CONSIGNES ::
a: Pouvez-vous restituer intégralement et à l'identique l'extrait sur l'essor du populisme ?
b: Dans les enregistrements, pouvez-vous retaper à l'identique la partie qui s'ouvre sur la ligne contenant « dom-bp-header[interactable]: ▶ DOM » et se ferme sur celle contenant « add-icon[interactable]: + [547, 144, 553, 155] », ces deux lignes incluses, sans rien y ajouter ?

EXTRAIT À LIRE ::

« L’essor du populisme a amené à se poser des questions fondamentales pour les démocraties avancées à travers le monde. Peut-être que la plus grosse question est de savoir pourquoi il a émergé. Certaines analyses mettent en avant des explications économiques. Les Américains qui se laissèrent séduire par les discours nationalistes de Donald Trump et les électeurs britanniques qui approuvèrent la sortie de l’Union européenne aurait été frustrés par les destructions d’emplois provoquées par la mondialisation. Et cette anxiété les a rendus vulnérables aux politiciens qui leur promettaient de leur rendre leur puissance économique.

Le politiste Yotam Margalit ne pense pas que ce soit la bonne explication. Il estime que les changements culturels de long terme, comme l’accroissement de la diversité ethnique et l’urbanisation, sont de plus gros facteurs derrière l’attrait populiste. Ces changements ont alimenté les ressentiments parmi certains groupes qui menacent de saper la démocratie libérale. Margalit a récemment parlé avec Chris Fleisher de l’American Economic Association à propos de l’essor du populisme, de l’enchevêtrement des facteurs économiques et culturels à sa source et de la possibilité de faire ou non quelque chose pour y répondre. (…)

Fleisher : Qu’entendez-vous par populisme ?

Margalit : Je dirais que le populisme se caractérise avant tout et essentiellement par sa prétention à représenter la volonté du peuple versus les "autres", et que ces derniers désignent souvent une élite corrompue agissant dans son seul intérêt. Les populistes remettent en cause l’emplacement du pouvoir et l’autorité de l’Etat et affirment que la seule source légitime d’autorité politique et morale est celle qui repose sur le peuple. Les populistes tendent à affirmer que l’essentiel des maux politiques auxquels la nation fait face ont des solutions évidentes et que le bon sens du peuple est le mieux à même à traiter ces maux que les idées des prétendus experts : les responsables élus, les juges ou les scientifiques. Et la raison expliquant pourquoi le bon sens du peuple n’a pas été utilisé, selon les populistes, tient à l’intérêt propre des élites politiques corrompues.

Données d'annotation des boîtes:
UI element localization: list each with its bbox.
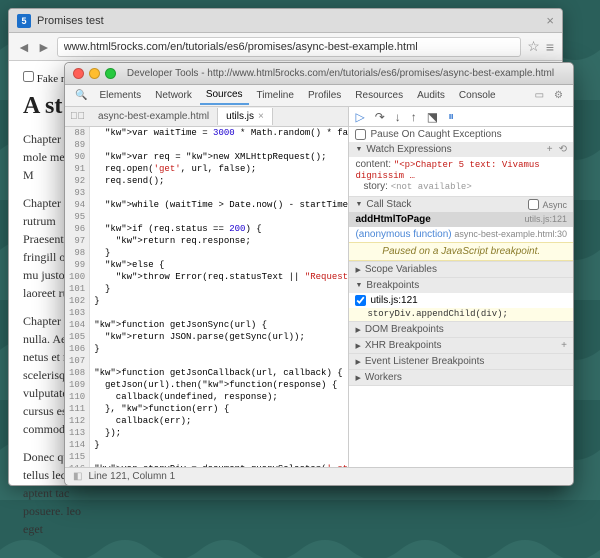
dom-bp-header[interactable]: ▶ DOM Breakpoints [349, 322, 573, 337]
watch-row[interactable]: content: "<p>Chapter 5 text: Vivamus dig… [355, 159, 567, 181]
tab-timeline[interactable]: Timeline [251, 87, 300, 104]
debugger-panel: ▷ ↷ ↓ ↑ ⬔ ⏸ Pause On Caught Exceptions ▼… [349, 107, 573, 467]
event-bp-section: ▶ Event Listener Breakpoints [349, 354, 573, 370]
url-bar: ◄ ► ☆ ≡ [9, 33, 562, 61]
chevron-down-icon: ▼ [355, 282, 362, 289]
event-bp-header[interactable]: ▶ Event Listener Breakpoints [349, 354, 573, 369]
minimize-dot[interactable] [89, 68, 100, 79]
forward-icon[interactable]: ► [37, 39, 51, 55]
breakpoint-row[interactable]: utils.js:121 [349, 293, 573, 308]
scopes-header[interactable]: ▶ Scope Variables [349, 262, 573, 277]
status-text: Line 121, Column 1 [88, 471, 175, 482]
chevron-right-icon: ▶ [355, 374, 360, 382]
code-editor[interactable]: 8889909192939495969798991001011021031041… [65, 127, 348, 467]
menu-icon[interactable]: ≡ [546, 39, 554, 55]
watch-body: content: "<p>Chapter 5 text: Vivamus dig… [349, 157, 573, 196]
watch-ops: + ⟲ [547, 144, 567, 155]
pause-caught-checkbox[interactable] [355, 129, 366, 140]
traffic-lights[interactable] [73, 68, 116, 79]
watch-section: ▼ Watch Expressions + ⟲ content: "<p>Cha… [349, 142, 573, 197]
chevron-right-icon: ▶ [355, 266, 360, 274]
chevron-right-icon: ▶ [355, 342, 360, 350]
tab-profiles[interactable]: Profiles [302, 87, 347, 104]
chevron-right-icon: ▶ [355, 358, 360, 366]
source-tab[interactable]: async-best-example.html [90, 108, 218, 125]
chevron-down-icon: ▼ [355, 146, 362, 153]
add-icon[interactable]: + [547, 144, 553, 155]
xhr-bp-header[interactable]: ▶ XHR Breakpoints+ [349, 338, 573, 353]
sources-panel: ▸⃞ async-best-example.html utils.js × 88… [65, 107, 349, 467]
devtools-window: Developer Tools - http://www.html5rocks.… [64, 62, 574, 486]
callstack-header[interactable]: ▼ Call Stack Async [349, 197, 573, 212]
pause-on-caught[interactable]: Pause On Caught Exceptions [349, 127, 573, 142]
workers-header[interactable]: ▶ Workers [349, 370, 573, 385]
chevron-down-icon: ▼ [355, 201, 362, 208]
watch-row[interactable]: story: <not available> [355, 181, 567, 192]
step-over-icon[interactable]: ↷ [375, 110, 385, 124]
star-icon[interactable]: ☆ [527, 38, 540, 55]
tab-resources[interactable]: Resources [349, 87, 409, 104]
drawer-icon[interactable]: ▭ [531, 90, 548, 101]
html5-favicon: 5 [17, 14, 31, 28]
step-out-icon[interactable]: ↑ [411, 110, 417, 124]
step-into-icon[interactable]: ↓ [395, 110, 401, 124]
breakpoints-section: ▼ Breakpoints utils.js:121 storyDiv.appe… [349, 278, 573, 322]
gear-icon[interactable]: ⚙ [550, 90, 567, 101]
code-lines[interactable]: "kw">var waitTime = 3000 * Math.random()… [90, 127, 348, 467]
scopes-section: ▶ Scope Variables [349, 262, 573, 278]
zoom-dot[interactable] [105, 68, 116, 79]
close-icon[interactable]: × [546, 13, 554, 28]
tab-network[interactable]: Network [149, 87, 198, 104]
back-icon[interactable]: ◄ [17, 39, 31, 55]
search-icon[interactable]: 🔍 [71, 90, 91, 101]
line-gutter[interactable]: 8889909192939495969798991001011021031041… [65, 127, 90, 467]
resume-icon[interactable]: ▷ [355, 110, 364, 124]
callstack-frame[interactable]: (anonymous function) async-best-example.… [349, 227, 573, 242]
callstack-frame[interactable]: addHtmlToPage utils.js:121 [349, 212, 573, 227]
close-icon[interactable]: × [258, 111, 264, 122]
status-bar: ◧ Line 121, Column 1 [65, 467, 573, 485]
chevron-right-icon: ▶ [355, 326, 360, 334]
source-tabs: ▸⃞ async-best-example.html utils.js × [65, 107, 348, 127]
refresh-icon[interactable]: ⟲ [559, 144, 567, 155]
tab-elements[interactable]: Elements [93, 87, 147, 104]
tab-console[interactable]: Console [453, 87, 502, 104]
tab-audits[interactable]: Audits [411, 87, 451, 104]
xhr-bp-section: ▶ XHR Breakpoints+ [349, 338, 573, 354]
add-icon[interactable]: + [561, 340, 567, 351]
breakpoint-toggle-icon[interactable]: ◧ [73, 471, 82, 482]
tab-title: Promises test [37, 15, 104, 27]
debug-toolbar: ▷ ↷ ↓ ↑ ⬔ ⏸ [349, 107, 573, 127]
devtools-title: Developer Tools - http://www.html5rocks.… [116, 68, 565, 79]
async-toggle[interactable]: Async [528, 199, 567, 210]
breakpoints-header[interactable]: ▼ Breakpoints [349, 278, 573, 293]
breakpoint-code: storyDiv.appendChild(div); [349, 308, 573, 321]
tab-sources[interactable]: Sources [200, 86, 249, 105]
deactivate-bp-icon[interactable]: ⬔ [427, 110, 438, 124]
dom-bp-section: ▶ DOM Breakpoints [349, 322, 573, 338]
navigator-icon[interactable]: ▸⃞ [65, 111, 90, 122]
devtools-titlebar[interactable]: Developer Tools - http://www.html5rocks.… [65, 63, 573, 85]
devtools-main: ▸⃞ async-best-example.html utils.js × 88… [65, 107, 573, 467]
url-input[interactable] [57, 37, 522, 57]
close-dot[interactable] [73, 68, 84, 79]
source-tab[interactable]: utils.js × [218, 108, 273, 125]
watch-header[interactable]: ▼ Watch Expressions + ⟲ [349, 142, 573, 157]
callstack-section: ▼ Call Stack Async addHtmlToPage utils.j… [349, 197, 573, 262]
workers-section: ▶ Workers [349, 370, 573, 386]
browser-tab[interactable]: 5 Promises test × [9, 9, 562, 33]
paused-message: Paused on a JavaScript breakpoint. [349, 242, 573, 261]
pause-exceptions-icon[interactable]: ⏸ [448, 109, 454, 124]
devtools-tabs: 🔍 Elements Network Sources Timeline Prof… [65, 85, 573, 107]
breakpoint-checkbox[interactable] [355, 295, 366, 306]
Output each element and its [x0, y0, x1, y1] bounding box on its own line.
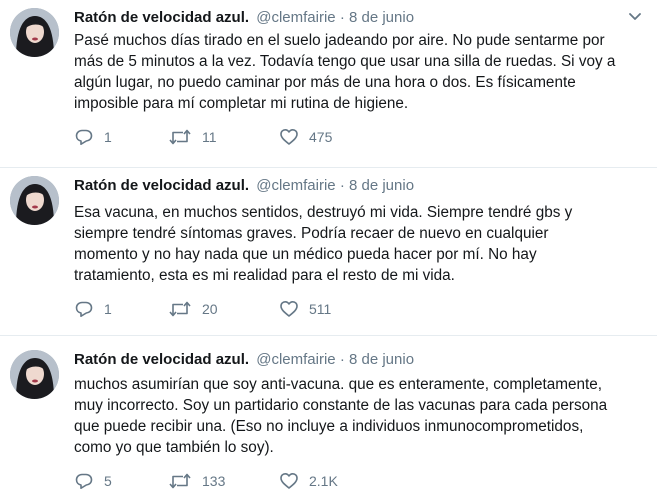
reply-count: 5: [104, 473, 112, 489]
display-name[interactable]: Ratón de velocidad azul.: [74, 177, 249, 194]
tweet-text-line: más de 5 minutos a la vez. Todavía tengo…: [74, 53, 616, 70]
retweet-icon: [168, 299, 192, 319]
user-handle[interactable]: @clemfairie: [256, 351, 335, 368]
retweet-icon: [168, 127, 192, 147]
retweet-button[interactable]: 11: [168, 126, 217, 148]
reply-icon: [74, 471, 94, 491]
tweet-actions: 1 20 511: [74, 298, 574, 320]
heart-icon: [279, 299, 299, 319]
like-count: 475: [309, 129, 333, 145]
tweet[interactable]: Ratón de velocidad azul. @clemfairie · 8…: [0, 168, 657, 336]
separator-dot: ·: [339, 9, 345, 26]
user-handle[interactable]: @clemfairie: [256, 9, 335, 26]
display-name[interactable]: Ratón de velocidad azul.: [74, 351, 249, 368]
retweet-count: 20: [202, 301, 218, 317]
reply-icon: [74, 127, 94, 147]
reply-icon: [74, 299, 94, 319]
chevron-down-icon[interactable]: [627, 10, 643, 24]
tweet[interactable]: Ratón de velocidad azul. @clemfairie · 8…: [0, 336, 657, 504]
avatar[interactable]: [10, 350, 59, 399]
tweet-text-line: como yo que también lo soy).: [74, 439, 274, 456]
tweet-date[interactable]: 8 de junio: [349, 177, 414, 194]
tweet-text-line: algún lugar, no puedo caminar por más de…: [74, 74, 576, 91]
like-button[interactable]: 2.1K: [279, 470, 338, 492]
heart-icon: [279, 471, 299, 491]
tweet-feed: Ratón de velocidad azul. @clemfairie · 8…: [0, 0, 657, 504]
reply-count: 1: [104, 301, 112, 317]
retweet-count: 133: [202, 473, 226, 489]
tweet-text-line: Esa vacuna, en muchos sentidos, destruyó…: [74, 204, 573, 221]
tweet-text-line: tratamiento, esta es mi realidad para el…: [74, 267, 455, 284]
tweet-text-line: momento y no hay nada que un médico pued…: [74, 246, 537, 263]
user-handle[interactable]: @clemfairie: [256, 177, 335, 194]
reply-button[interactable]: 5: [74, 470, 112, 492]
tweet-text-line: que puede recibir una. (Eso no incluye a…: [74, 418, 584, 435]
tweet-header: Ratón de velocidad azul. @clemfairie · 8…: [74, 176, 627, 196]
tweet-text: Pasé muchos días tirado en el suelo jade…: [74, 30, 649, 114]
reply-button[interactable]: 1: [74, 126, 112, 148]
tweet-date[interactable]: 8 de junio: [349, 351, 414, 368]
tweet-header: Ratón de velocidad azul. @clemfairie · 8…: [74, 350, 627, 370]
like-button[interactable]: 475: [279, 126, 332, 148]
retweet-button[interactable]: 20: [168, 298, 218, 320]
tweet-actions: 1 11 475: [74, 126, 574, 148]
reply-count: 1: [104, 129, 112, 145]
like-count: 511: [309, 301, 332, 317]
reply-button[interactable]: 1: [74, 298, 112, 320]
tweet-text-line: imposible para mí completar mi rutina de…: [74, 95, 409, 112]
retweet-count: 11: [202, 129, 217, 145]
like-button[interactable]: 511: [279, 298, 331, 320]
retweet-icon: [168, 471, 192, 491]
display-name[interactable]: Ratón de velocidad azul.: [74, 9, 249, 26]
like-count: 2.1K: [309, 473, 338, 489]
avatar[interactable]: [10, 176, 59, 225]
tweet-text: muchos asumirían que soy anti-vacuna. qu…: [74, 374, 649, 458]
tweet-text-line: Pasé muchos días tirado en el suelo jade…: [74, 32, 605, 49]
separator-dot: ·: [339, 177, 345, 194]
avatar[interactable]: [10, 8, 59, 57]
tweet-text-line: muy incorrecto. Soy un partidario consta…: [74, 397, 608, 414]
separator-dot: ·: [339, 351, 345, 368]
tweet-text-line: muchos asumirían que soy anti-vacuna. qu…: [74, 376, 603, 393]
tweet-text-line: siempre tendré síntomas graves. Podría r…: [74, 225, 549, 242]
tweet-text: Esa vacuna, en muchos sentidos, destruyó…: [74, 202, 649, 286]
tweet-header: Ratón de velocidad azul. @clemfairie · 8…: [74, 8, 627, 28]
heart-icon: [279, 127, 299, 147]
tweet-date[interactable]: 8 de junio: [349, 9, 414, 26]
retweet-button[interactable]: 133: [168, 470, 225, 492]
tweet-actions: 5 133 2.1K: [74, 470, 574, 492]
tweet[interactable]: Ratón de velocidad azul. @clemfairie · 8…: [0, 0, 657, 168]
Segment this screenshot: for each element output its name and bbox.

RÉPONSES FINALES ::
a:
« L’essor du populisme a amené à se poser des questions fondamentales pour les démocraties avancées à travers le monde. Peut-être que la plus grosse question est de savoir pourquoi il a émergé. Certaines analyses mettent en avant des explications économiques. Les Américains qui se laissèrent séduire par les discours nationalistes de Donald Trump et les électeurs britanniques qui approuvèrent la sortie de l’Union européenne aurait été frustrés par les destructions d’emplois provoquées par la mondialisation. Et cette anxiété les a rendus vulnérables aux politiciens qui leur promettaient de leur rendre leur puissance économique.

Le politiste Yotam Margalit ne pense pas que ce soit la bonne explication. Il estime que les changements culturels de long terme, comme l’accroissement de la diversité ethnique et l’urbanisation, sont de plus gros facteurs derrière l’attrait populiste. Ces changements ont alimenté les ressentiments parmi certains groupes qui menacent de saper la démocratie libérale. Margalit a récemment parlé avec Chris Fleisher de l’American Economic Association à propos de l’essor du populisme, de l’enchevêtrement des facteurs économiques et culturels à sa source et de la possibilité de faire ou non quelque chose pour y répondre. (…)

Fleisher : Qu’entendez-vous par populisme ?

Margalit : Je dirais que le populisme se caractérise avant tout et essentiellement par sa prétention à représenter la volonté du peuple versus les "autres", et que ces derniers désignent souvent une élite corrompue agissant dans son seul intérêt. Les populistes remettent en cause l’emplacement du pouvoir et l’autorité de l’Etat et affirment que la seule source légitime d’autorité politique et morale est celle qui repose sur le peuple. Les populistes tendent à affirmer que l’essentiel des maux politiques auxquels la nation fait face ont des solutions évidentes et que le bon sens du peuple est le mieux à même à traiter ces maux que les idées des prétendus experts : les responsables élus, les juges ou les scientifiques. Et la raison expliquant pourquoi le bon sens du peuple n’a pas été utilisé, selon les populistes, tient à l’intérêt propre des élites politiques corrompues.

b:
dom-bp-header[interactable]: ▶ DOM Breakpoints [349, 322, 573, 337]
watch-row[interactable]: content: "<p>Chapter 5 text: Vivamus dig… [355, 159, 567, 181]
tab-timeline[interactable]: Timeline [251, 87, 300, 104]
debugger-panel: ▷ ↷ ↓ ↑ ⬔ ⏸ Pause On Caught Exceptions ▼… [349, 107, 573, 467]
event-bp-section: ▶ Event Listener Breakpoints [349, 354, 573, 370]
url-bar: ◄ ► ☆ ≡ [9, 33, 562, 61]
chevron-down-icon: ▼ [355, 282, 362, 289]
event-bp-header[interactable]: ▶ Event Listener Breakpoints [349, 354, 573, 369]
minimize-dot[interactable] [89, 68, 100, 79]
forward-icon[interactable]: ► [37, 39, 51, 55]
breakpoint-row[interactable]: utils.js:121 [349, 293, 573, 308]
scopes-header[interactable]: ▶ Scope Variables [349, 262, 573, 277]
status-text: Line 121, Column 1 [88, 471, 175, 482]
chevron-right-icon: ▶ [355, 374, 360, 382]
code-editor[interactable]: 8889909192939495969798991001011021031041… [65, 127, 348, 467]
menu-icon[interactable]: ≡ [546, 39, 554, 55]
watch-body: content: "<p>Chapter 5 text: Vivamus dig… [349, 157, 573, 196]
watch-ops: + ⟲ [547, 144, 567, 155]
pause-caught-checkbox[interactable] [355, 129, 366, 140]
traffic-lights[interactable] [73, 68, 116, 79]
watch-section: ▼ Watch Expressions + ⟲ content: "<p>Cha… [349, 142, 573, 197]
chevron-right-icon: ▶ [355, 266, 360, 274]
chevron-right-icon: ▶ [355, 342, 360, 350]
tab-profiles[interactable]: Profiles [302, 87, 347, 104]
chevron-right-icon: ▶ [355, 358, 360, 366]
source-tab[interactable]: async-best-example.html [90, 108, 218, 125]
chevron-down-icon: ▼ [355, 146, 362, 153]
add-icon[interactable]: + [547, 144, 553, 155]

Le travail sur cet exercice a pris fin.